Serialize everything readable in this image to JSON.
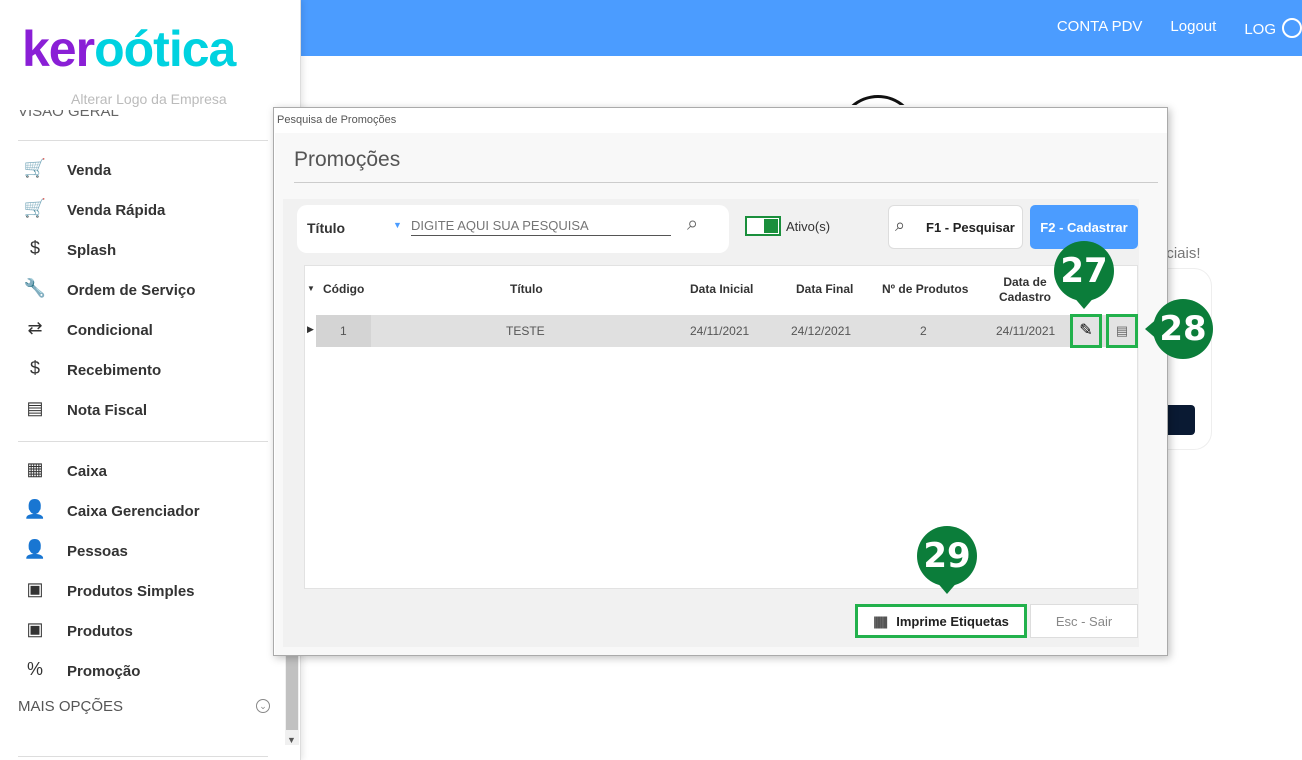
{
  "header": {
    "links": [
      "CONTA PDV",
      "Logout",
      "LOG"
    ]
  },
  "background": {
    "partial_text": "ociais!"
  },
  "sidebar": {
    "logo": {
      "part1": "ker",
      "part2": "oótica"
    },
    "alter_logo": "Alterar Logo da Empresa",
    "section": "VISÃO GERAL",
    "items": [
      {
        "label": "Venda",
        "icon": "cart-icon",
        "glyph": "🛒"
      },
      {
        "label": "Venda Rápida",
        "icon": "cart-fast-icon",
        "glyph": "🛒"
      },
      {
        "label": "Splash",
        "icon": "cart-dollar-icon",
        "glyph": "$"
      },
      {
        "label": "Ordem de Serviço",
        "icon": "tools-icon",
        "glyph": "🔧"
      },
      {
        "label": "Condicional",
        "icon": "cart-arrows-icon",
        "glyph": "⇄"
      },
      {
        "label": "Recebimento",
        "icon": "hand-money-icon",
        "glyph": "$"
      },
      {
        "label": "Nota Fiscal",
        "icon": "nfe-icon",
        "glyph": "▤"
      },
      {
        "label": "Caixa",
        "icon": "cash-register-icon",
        "glyph": "▦"
      },
      {
        "label": "Caixa Gerenciador",
        "icon": "user-money-icon",
        "glyph": "👤"
      },
      {
        "label": "Pessoas",
        "icon": "people-icon",
        "glyph": "👤"
      },
      {
        "label": "Produtos Simples",
        "icon": "box-icon",
        "glyph": "▣"
      },
      {
        "label": "Produtos",
        "icon": "box-icon",
        "glyph": "▣"
      },
      {
        "label": "Promoção",
        "icon": "tag-icon",
        "glyph": "%"
      }
    ],
    "more": "MAIS OPÇÕES"
  },
  "dialog": {
    "window_title": "Pesquisa de Promoções",
    "heading": "Promoções",
    "search": {
      "field": "Título",
      "placeholder": "DIGITE AQUI SUA PESQUISA"
    },
    "active_toggle": {
      "label": "Ativo(s)",
      "on": true
    },
    "btn_search": "F1 - Pesquisar",
    "btn_register": "F2 - Cadastrar",
    "columns": [
      "Código",
      "Título",
      "Data Inicial",
      "Data Final",
      "Nº de Produtos",
      "Data de Cadastro"
    ],
    "rows": [
      {
        "codigo": "1",
        "titulo": "TESTE",
        "inicial": "24/11/2021",
        "final": "24/12/2021",
        "produtos": "2",
        "cadastro": "24/11/2021"
      }
    ],
    "btn_print": "Imprime Etiquetas",
    "btn_exit": "Esc - Sair"
  },
  "callouts": [
    "27",
    "28",
    "29"
  ],
  "colors": {
    "header": "#4b9cff",
    "callout": "#0b7d3a",
    "highlight": "#22b14c"
  }
}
##########
_Short problem_: Give the number of lines in the entries that include the string "Promoções", and nothing more.

_Solution to this task_: 2